Têtes d’œufs et forts en thèmes, Amadou Ba et Makhtar Cissé sont aussi des fonctionnaires qui ont blanchi sous le harnais de l’administration sénégalaise, particulièrement de ses régies financières, dont ils maîtrisent tous les rouages. Plus grands pourvoyeurs de recettes de l’Etat en tant que directeurs généraux des Impôts et Domaines, et de la Douane jusqu’à leur nomination au gouvernement, ils ont aussi toujours été en contact avec le monde de l’économie réelle, celle-là même qui se développe en dehors de l’Etat et qui est le fait des entreprises, des commerces, des services, de l’agriculture etc. Ils connaissent les forces et les faiblesses de cette économie en même temps que, pour avoir toujours accompagné leurs prédécesseurs de ces dernières années aux réunions du FMI, de la Banque mondiale, aux assemblées de la BAD etc., ils maîtrisent aussi les rouages des institutions financières internationale, celles-là mêmes qui constituent les principaux bailleurs de notre pays. Bref, ces quinquagénaires sont outillés pour procéder à cette relance de l’économie nationale que tous les acteurs souhaitent de tous leurs vœux. Et ce à la suite du bon travail travail effectué pendant 18 mois par MM. Amadou Kane et Abdoulaye Daouda Diallo, pour ramener les clignotants de cette économie au vert. Avec à la clef une croissance de 3,5 % en 2012 qui devrait atteindre 4 % à la fin de cette année.

> **Consigne**: Dites si chaque affirmation concorde avec le texte sur Amadou Ba et Makhtar Cissé. Répondez par oui ou non et citez à l'identique les mots du texte qui tranchent. (a) Avant d'entrer au gouvernement, les deux hommes dirigeaient les Impôts et Domaines et la Douane. (b) Ils n'ont jamais assisté aux réunions du FMI. (c) La croissance a atteint 4 % en 2012. Les données ne servent pas pour cet exercice.

> **Données fournies**:
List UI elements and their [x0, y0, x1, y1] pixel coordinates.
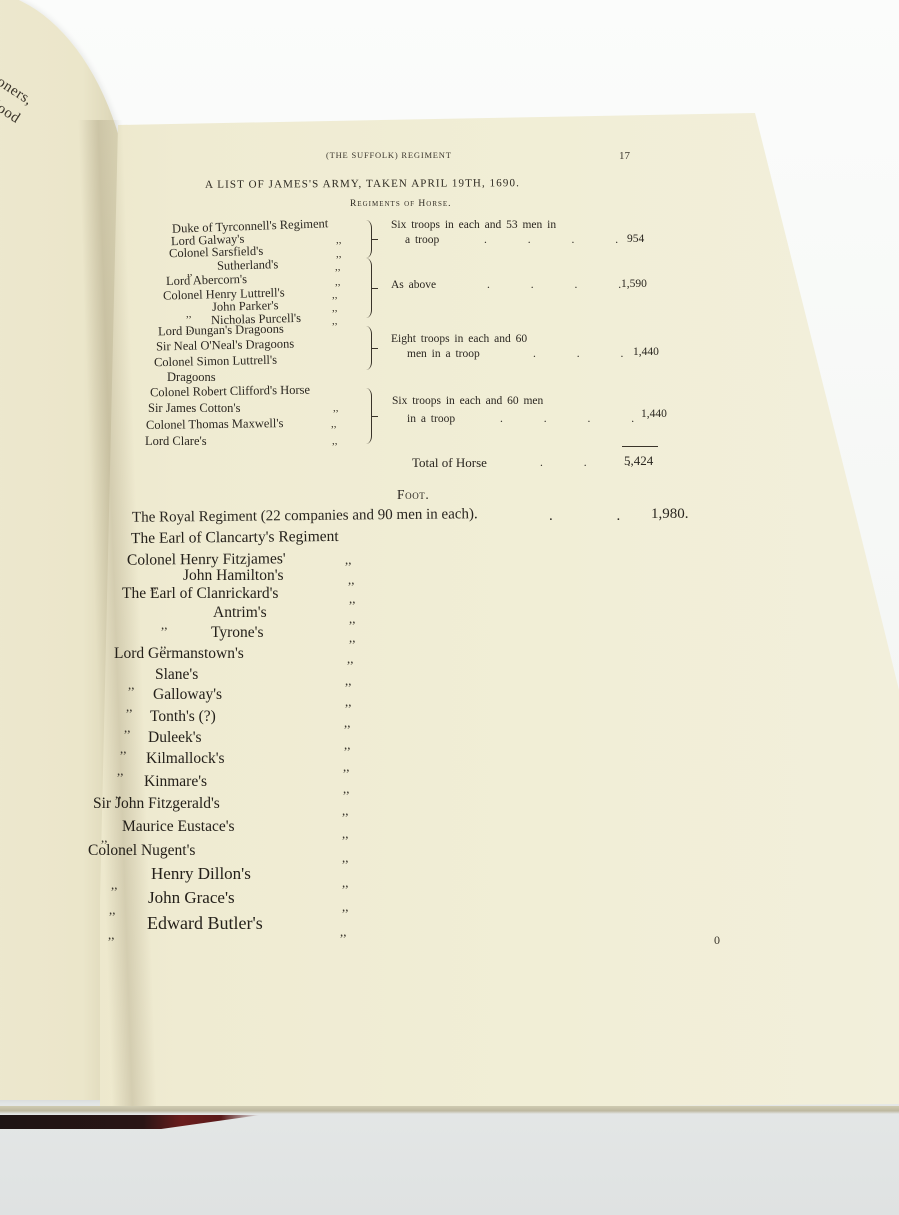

> **Corrigé**:
(a) Oui : « en tant que directeurs généraux des Impôts et Domaines, et de la Douane jusqu’à leur nomination au gouvernement ».
(b) Non : « pour avoir toujours accompagné leurs prédécesseurs de ces dernières années aux réunions du FMI ».
(c) Non : « une croissance de 3,5 % en 2012 qui devrait atteindre 4 % à la fin de cette année ».